TASK BRIEF:
Please put the lines of all the items below into one numbered list, leaving out blank lines and the pictures.

DATA RECORDS:
______

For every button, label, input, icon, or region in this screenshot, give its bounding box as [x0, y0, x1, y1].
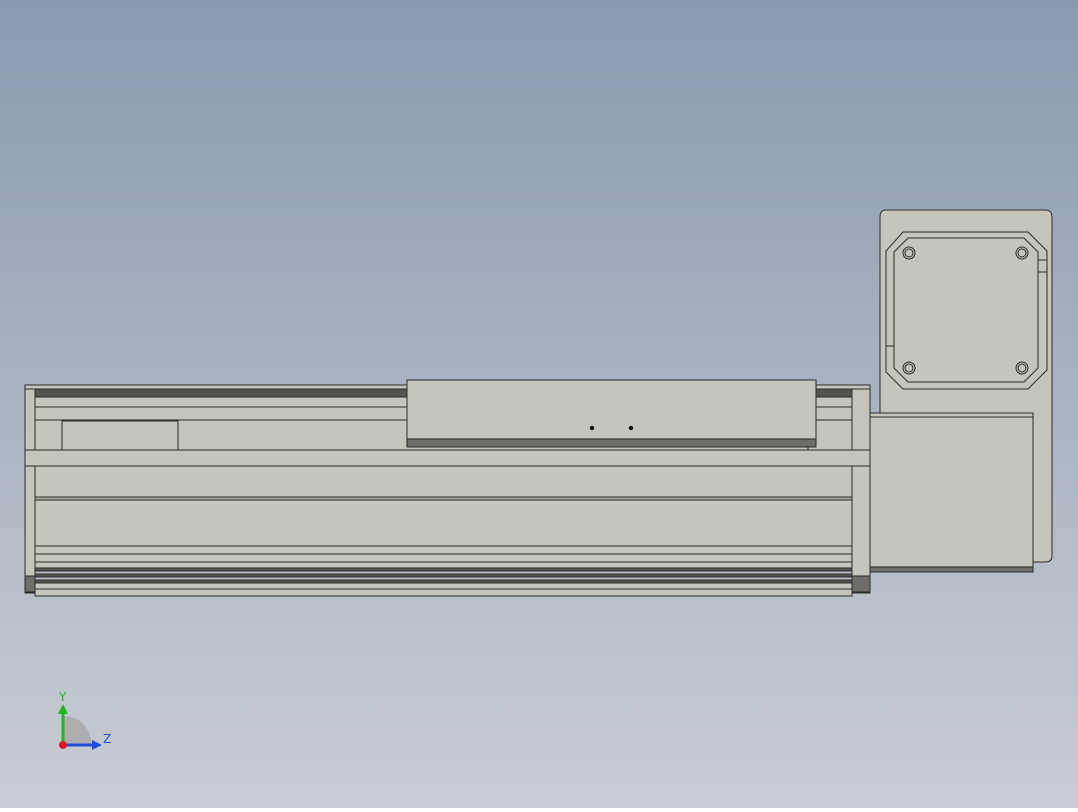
- internal-block: [61, 420, 179, 451]
- cad-viewport[interactable]: Y Z: [0, 0, 1078, 808]
- main-extrusion: [24, 449, 871, 467]
- motor-face-inner: [893, 237, 1039, 383]
- motor-bolt-top-left: [902, 246, 916, 260]
- motor-housing-base: [869, 566, 1034, 573]
- right-end-cap: [851, 384, 871, 594]
- extrusion-step-1: [34, 545, 853, 555]
- triad-x-axis-dot: [59, 741, 67, 749]
- extrusion-step-2: [34, 553, 853, 563]
- motor-bolt-bottom-left: [902, 361, 916, 375]
- motor-bolt-bottom-right: [1015, 361, 1029, 375]
- carriage-hole-left: [589, 425, 595, 431]
- extrusion-panel-upper: [34, 465, 853, 498]
- motor-housing: [869, 412, 1034, 573]
- right-end-cap-foot: [851, 575, 871, 593]
- left-end-cap-foot: [24, 575, 36, 593]
- bottom-slot-2: [34, 573, 853, 578]
- carriage-base-strip: [406, 438, 817, 448]
- carriage-hole-right: [628, 425, 634, 431]
- triad-z-label: Z: [103, 732, 111, 746]
- triad-y-label: Y: [58, 690, 67, 704]
- extrusion-step-3: [34, 561, 853, 569]
- extrusion-panel-lower: [34, 499, 853, 547]
- motor-bolt-top-right: [1015, 246, 1029, 260]
- bottom-slot-1: [34, 567, 853, 572]
- cad-scene: Y Z: [0, 0, 1078, 808]
- carriage-block[interactable]: [406, 379, 817, 440]
- left-end-cap: [24, 384, 36, 594]
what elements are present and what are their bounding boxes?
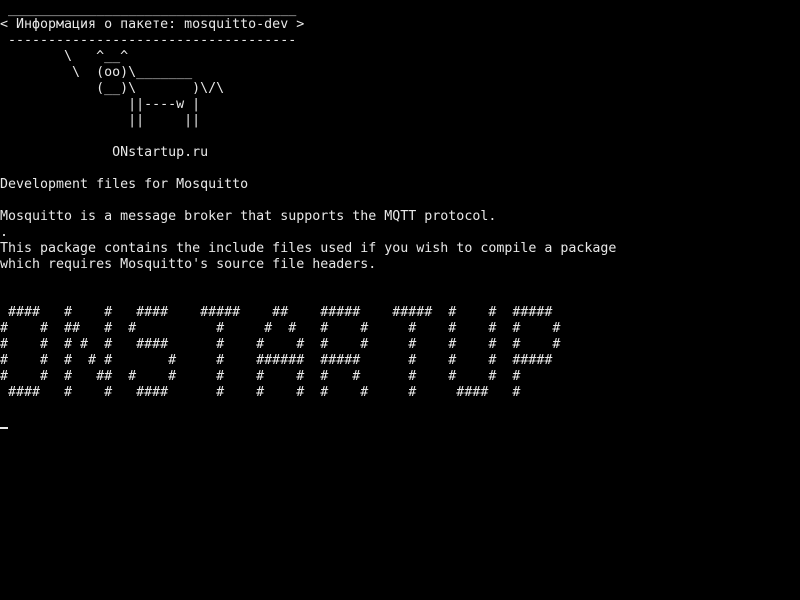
banner-ascii-line: # # # # # #### # # # # # # # # # # — [0, 337, 561, 352]
speech-bubble-bottom-border: ------------------------------------ — [0, 33, 297, 48]
text-cursor — [0, 427, 8, 429]
banner-ascii-line: #### # # #### ##### ## ##### ##### # # #… — [0, 305, 553, 320]
cow-ascii-line: ||----w | — [0, 97, 201, 112]
package-summary: Development files for Mosquitto — [0, 177, 249, 192]
description-line: which requires Mosquitto's source file h… — [0, 257, 377, 272]
cow-ascii-line: (__)\ )\/\ — [0, 81, 225, 96]
site-label: ONstartup.ru — [0, 145, 209, 160]
description-line: . — [0, 225, 9, 240]
description-line: This package contains the include files … — [0, 241, 617, 256]
banner-ascii-line: #### # # #### # # # # # # #### # — [0, 385, 521, 400]
cow-ascii-line: \ (oo)\_______ — [0, 65, 193, 80]
cow-ascii-line: \ ^__^ — [0, 49, 129, 64]
banner-ascii-line: # # # # # # # ###### ##### # # # ##### — [0, 353, 553, 368]
terminal-screen[interactable]: ____________________________________ < И… — [0, 0, 800, 600]
description-line: Mosquitto is a message broker that suppo… — [0, 209, 497, 224]
speech-bubble-top-border: ____________________________________ — [0, 2, 297, 17]
banner-ascii-line: # # # ## # # # # # # # # # # # — [0, 369, 521, 384]
speech-bubble-text: < Информация о пакете: mosquitto-dev > — [0, 17, 305, 32]
cow-ascii-line: || || — [0, 113, 201, 128]
banner-ascii-line: # # ## # # # # # # # # # # # # — [0, 321, 561, 336]
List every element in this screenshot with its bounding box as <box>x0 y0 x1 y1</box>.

______

FULL RESPONSE:
1. For every button, label, input, icon, or region in this screenshot, give its bounding box as [x0, y0, x1, y1].
2. - internal-block: [61, 420, 179, 451]
3. - cad-viewport[interactable]: Y Z: [0, 0, 1078, 808]
4. - main-extrusion: [24, 449, 871, 467]
5. - motor-face-inner: [893, 237, 1039, 383]
6. - motor-bolt-top-left: [902, 246, 916, 260]
7. - motor-housing-base: [869, 566, 1034, 573]
8. - right-end-cap: [851, 384, 871, 594]
9. - extrusion-step-1: [34, 545, 853, 555]
10. - triad-x-axis-dot: [59, 741, 67, 749]
11. - extrusion-step-2: [34, 553, 853, 563]
12. - motor-bolt-bottom-left: [902, 361, 916, 375]
13. - motor-bolt-bottom-right: [1015, 361, 1029, 375]
14. - carriage-hole-left: [589, 425, 595, 431]
15. - extrusion-panel-upper: [34, 465, 853, 498]
16. - motor-housing: [869, 412, 1034, 573]
17. - right-end-cap-foot: [851, 575, 871, 593]
18. - left-end-cap-foot: [24, 575, 36, 593]
19. - bottom-slot-2: [34, 573, 853, 578]
20. - carriage-base-strip: [406, 438, 817, 448]
21. - carriage-hole-right: [628, 425, 634, 431]
22. - triad-z-label: Z: [103, 732, 111, 746]
23. - triad-y-label: Y: [58, 690, 67, 704]
24. - extrusion-step-3: [34, 561, 853, 569]
25. - extrusion-panel-lower: [34, 499, 853, 547]
26. - motor-bolt-top-right: [1015, 246, 1029, 260]
27. - bottom-slot-1: [34, 567, 853, 572]
28. - cad-scene: Y Z: [0, 0, 1078, 808]
29. - carriage-block[interactable]: [406, 379, 817, 440]
30. - left-end-cap: [24, 384, 36, 594]
31. what elements are present and what are their bounding boxes?
32. banner-ascii-line: # # # # # #### # # # # # # # # # # — [0, 337, 561, 352]
33. speech-bubble-bottom-border: ------------------------------------ — [0, 33, 297, 48]
34. text-cursor — [0, 427, 8, 429]
35. banner-ascii-line: #### # # #### ##### ## ##### ##### # # #… — [0, 305, 553, 320]
36. cow-ascii-line: ||----w | — [0, 97, 201, 112]
37. package-summary: Development files for Mosquitto — [0, 177, 249, 192]
38. description-line: which requires Mosquitto's source file h… — [0, 257, 377, 272]
39. cow-ascii-line: (__)\ )\/\ — [0, 81, 225, 96]
40. site-label: ONstartup.ru — [0, 145, 209, 160]
41. description-line: . — [0, 225, 9, 240]
42. description-line: This package contains the include files … — [0, 241, 617, 256]
43. banner-ascii-line: #### # # #### # # # # # # #### # — [0, 385, 521, 400]
44. cow-ascii-line: \ (oo)\_______ — [0, 65, 193, 80]
45. cow-ascii-line: \ ^__^ — [0, 49, 129, 64]
46. banner-ascii-line: # # # # # # # ###### ##### # # # ##### — [0, 353, 553, 368]
47. terminal-screen[interactable]: ____________________________________ < И… — [0, 0, 800, 600]
48. description-line: Mosquitto is a message broker that suppo… — [0, 209, 497, 224]
49. speech-bubble-top-border: ____________________________________ — [0, 2, 297, 17]
50. banner-ascii-line: # # # ## # # # # # # # # # # # — [0, 369, 521, 384]
51. speech-bubble-text: < Информация о пакете: mosquitto-dev > — [0, 17, 305, 32]
52. cow-ascii-line: || || — [0, 113, 201, 128]
53. banner-ascii-line: # # ## # # # # # # # # # # # # — [0, 321, 561, 336]
54. List every element in this screenshot with its bounding box as <box>x0 y0 x1 y1</box>.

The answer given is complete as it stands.